Instructions for the task.
Skip any picture you find and retype all the remaining lines exactly.

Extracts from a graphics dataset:
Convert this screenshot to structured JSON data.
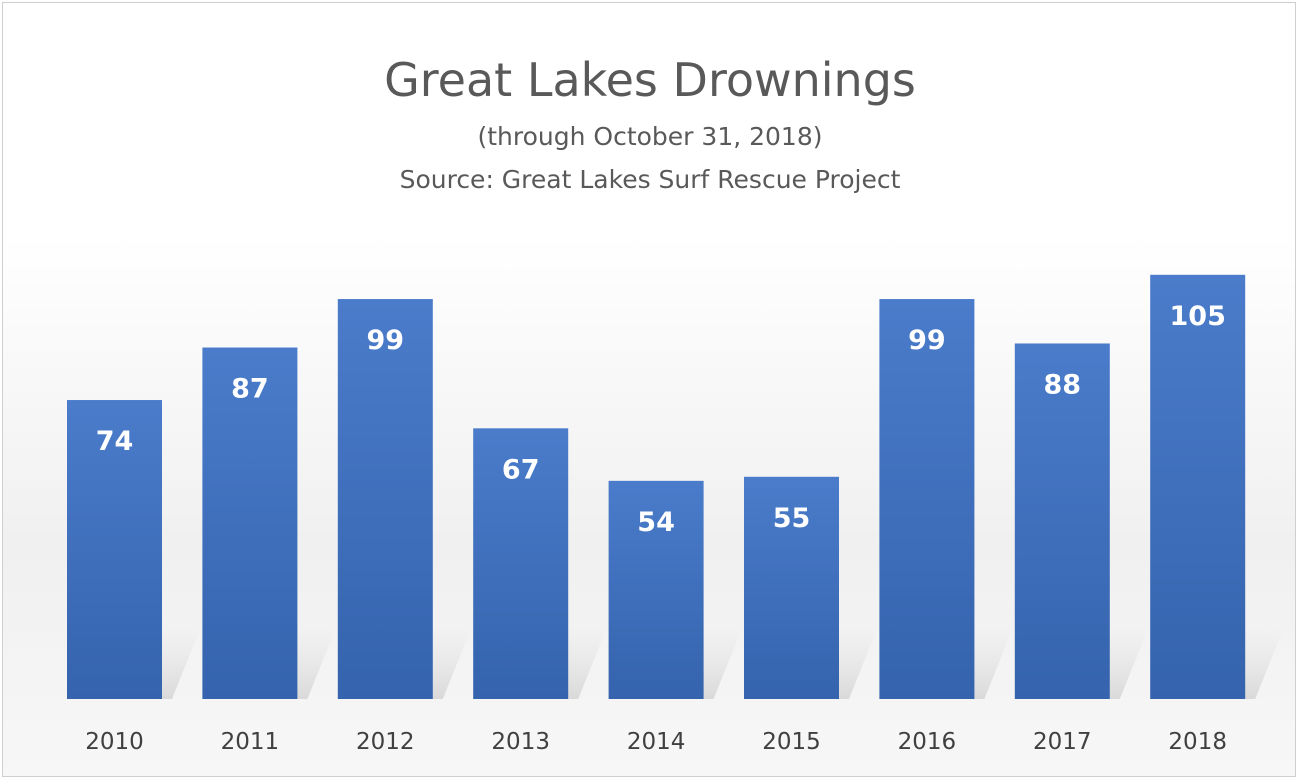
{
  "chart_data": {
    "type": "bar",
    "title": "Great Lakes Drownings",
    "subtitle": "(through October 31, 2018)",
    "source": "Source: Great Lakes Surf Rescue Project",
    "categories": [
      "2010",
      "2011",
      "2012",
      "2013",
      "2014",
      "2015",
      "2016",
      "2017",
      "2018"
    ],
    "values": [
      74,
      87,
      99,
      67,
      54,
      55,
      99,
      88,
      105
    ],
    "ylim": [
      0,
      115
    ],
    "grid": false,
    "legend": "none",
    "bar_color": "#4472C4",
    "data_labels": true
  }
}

Response.
Convert this screenshot to structured JSON data.
{
  "chart_data": {
    "type": "bar",
    "title": "Great Lakes Drownings",
    "subtitle": "(through October 31, 2018)",
    "source": "Source: Great Lakes Surf Rescue Project",
    "categories": [
      "2010",
      "2011",
      "2012",
      "2013",
      "2014",
      "2015",
      "2016",
      "2017",
      "2018"
    ],
    "values": [
      74,
      87,
      99,
      67,
      54,
      55,
      99,
      88,
      105
    ],
    "ylim": [
      0,
      115
    ],
    "grid": false,
    "legend": "none",
    "bar_color": "#4472C4",
    "data_labels": true
  }
}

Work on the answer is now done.